■ **Task requirements**: Extract each line bearing the word "JSON".

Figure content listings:
╭──

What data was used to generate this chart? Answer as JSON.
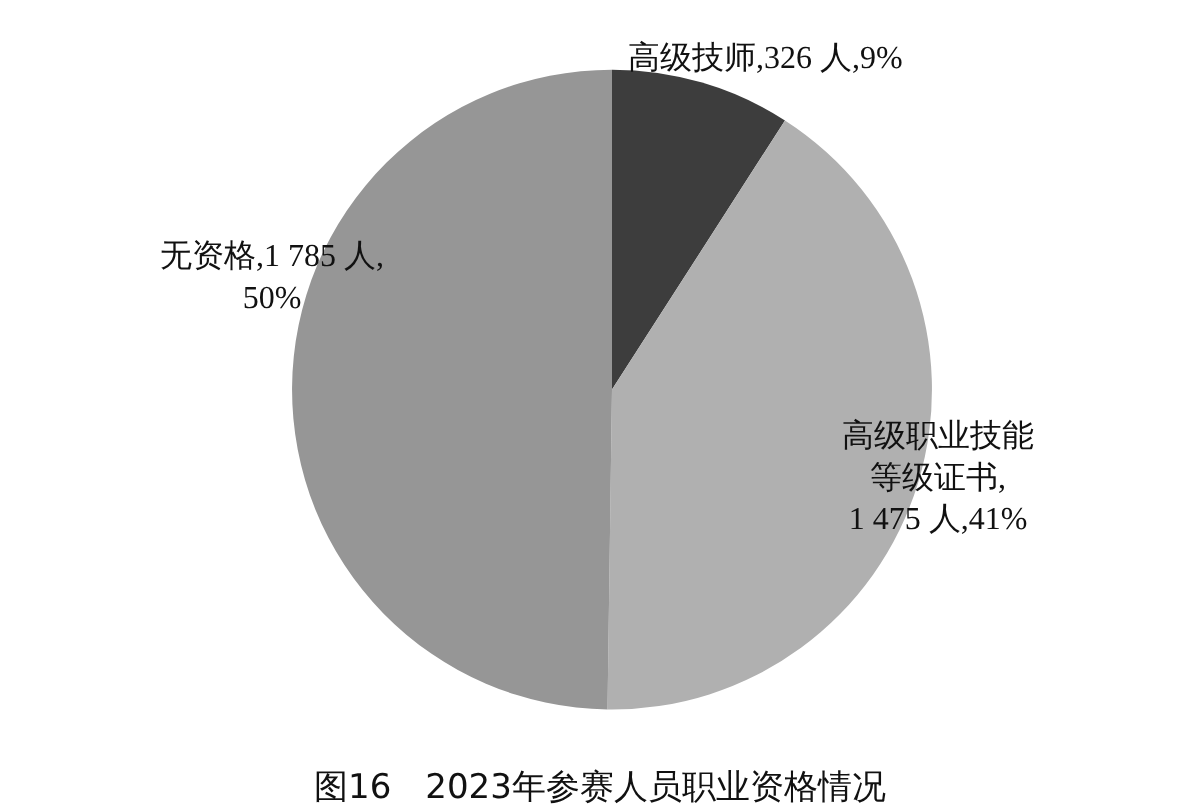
{
  "chart_data": {
    "type": "pie",
    "title": "图16　2023年参赛人员职业资格情况",
    "categories": [
      "高级技师",
      "高级职业技能等级证书",
      "无资格"
    ],
    "values": [
      326,
      1475,
      1785
    ],
    "value_labels": [
      ",326 人,9%",
      ",1 475 人,41%",
      ",1 785 人,50%"
    ],
    "colors": [
      "#3d3d3d",
      "#b0b0b0",
      "#969696"
    ]
  }
}
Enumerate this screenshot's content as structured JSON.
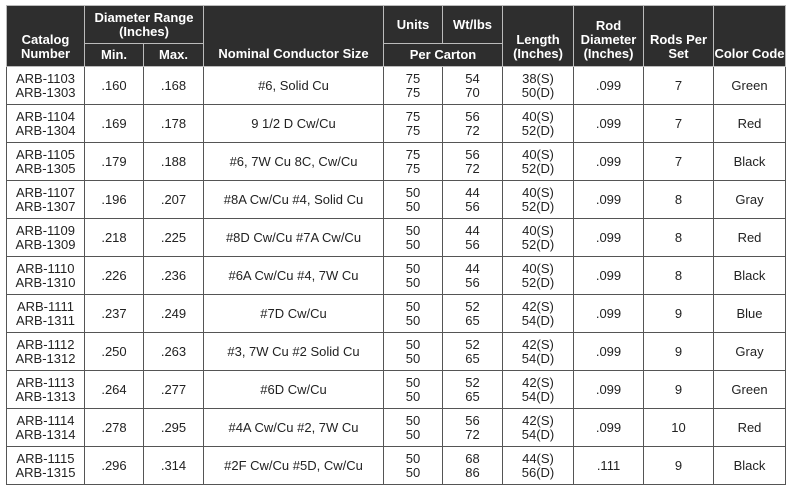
{
  "headers": {
    "catalog": "Catalog Number",
    "diameter_range": "Diameter Range (Inches)",
    "min": "Min.",
    "max": "Max.",
    "conductor": "Nominal Conductor Size",
    "units": "Units",
    "wt": "Wt/lbs",
    "per_carton": "Per Carton",
    "length": "Length (Inches)",
    "rod_diameter": "Rod Diameter (Inches)",
    "rods": "Rods Per Set",
    "color": "Color Code"
  },
  "rows": [
    {
      "cat1": "ARB-1103",
      "cat2": "ARB-1303",
      "min": ".160",
      "max": ".168",
      "cond": "#6, Solid Cu",
      "u1": "75",
      "u2": "75",
      "w1": "54",
      "w2": "70",
      "l1": "38(S)",
      "l2": "50(D)",
      "rod": ".099",
      "rods": "7",
      "color": "Green"
    },
    {
      "cat1": "ARB-1104",
      "cat2": "ARB-1304",
      "min": ".169",
      "max": ".178",
      "cond": "9 1/2 D Cw/Cu",
      "u1": "75",
      "u2": "75",
      "w1": "56",
      "w2": "72",
      "l1": "40(S)",
      "l2": "52(D)",
      "rod": ".099",
      "rods": "7",
      "color": "Red"
    },
    {
      "cat1": "ARB-1105",
      "cat2": "ARB-1305",
      "min": ".179",
      "max": ".188",
      "cond": "#6, 7W Cu 8C, Cw/Cu",
      "u1": "75",
      "u2": "75",
      "w1": "56",
      "w2": "72",
      "l1": "40(S)",
      "l2": "52(D)",
      "rod": ".099",
      "rods": "7",
      "color": "Black"
    },
    {
      "cat1": "ARB-1107",
      "cat2": "ARB-1307",
      "min": ".196",
      "max": ".207",
      "cond": "#8A Cw/Cu #4, Solid Cu",
      "u1": "50",
      "u2": "50",
      "w1": "44",
      "w2": "56",
      "l1": "40(S)",
      "l2": "52(D)",
      "rod": ".099",
      "rods": "8",
      "color": "Gray"
    },
    {
      "cat1": "ARB-1109",
      "cat2": "ARB-1309",
      "min": ".218",
      "max": ".225",
      "cond": "#8D Cw/Cu #7A Cw/Cu",
      "u1": "50",
      "u2": "50",
      "w1": "44",
      "w2": "56",
      "l1": "40(S)",
      "l2": "52(D)",
      "rod": ".099",
      "rods": "8",
      "color": "Red"
    },
    {
      "cat1": "ARB-1110",
      "cat2": "ARB-1310",
      "min": ".226",
      "max": ".236",
      "cond": "#6A Cw/Cu #4, 7W Cu",
      "u1": "50",
      "u2": "50",
      "w1": "44",
      "w2": "56",
      "l1": "40(S)",
      "l2": "52(D)",
      "rod": ".099",
      "rods": "8",
      "color": "Black"
    },
    {
      "cat1": "ARB-1111",
      "cat2": "ARB-1311",
      "min": ".237",
      "max": ".249",
      "cond": "#7D Cw/Cu",
      "u1": "50",
      "u2": "50",
      "w1": "52",
      "w2": "65",
      "l1": "42(S)",
      "l2": "54(D)",
      "rod": ".099",
      "rods": "9",
      "color": "Blue"
    },
    {
      "cat1": "ARB-1112",
      "cat2": "ARB-1312",
      "min": ".250",
      "max": ".263",
      "cond": "#3, 7W Cu #2 Solid Cu",
      "u1": "50",
      "u2": "50",
      "w1": "52",
      "w2": "65",
      "l1": "42(S)",
      "l2": "54(D)",
      "rod": ".099",
      "rods": "9",
      "color": "Gray"
    },
    {
      "cat1": "ARB-1113",
      "cat2": "ARB-1313",
      "min": ".264",
      "max": ".277",
      "cond": "#6D Cw/Cu",
      "u1": "50",
      "u2": "50",
      "w1": "52",
      "w2": "65",
      "l1": "42(S)",
      "l2": "54(D)",
      "rod": ".099",
      "rods": "9",
      "color": "Green"
    },
    {
      "cat1": "ARB-1114",
      "cat2": "ARB-1314",
      "min": ".278",
      "max": ".295",
      "cond": "#4A Cw/Cu #2, 7W Cu",
      "u1": "50",
      "u2": "50",
      "w1": "56",
      "w2": "72",
      "l1": "42(S)",
      "l2": "54(D)",
      "rod": ".099",
      "rods": "10",
      "color": "Red"
    },
    {
      "cat1": "ARB-1115",
      "cat2": "ARB-1315",
      "min": ".296",
      "max": ".314",
      "cond": "#2F Cw/Cu #5D, Cw/Cu",
      "u1": "50",
      "u2": "50",
      "w1": "68",
      "w2": "86",
      "l1": "44(S)",
      "l2": "56(D)",
      "rod": ".111",
      "rods": "9",
      "color": "Black"
    }
  ]
}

╰──

■ **Answer to this task**:
What data was used to generate this chart? Answer as JSON.
Enumerate this screenshot's content as structured JSON.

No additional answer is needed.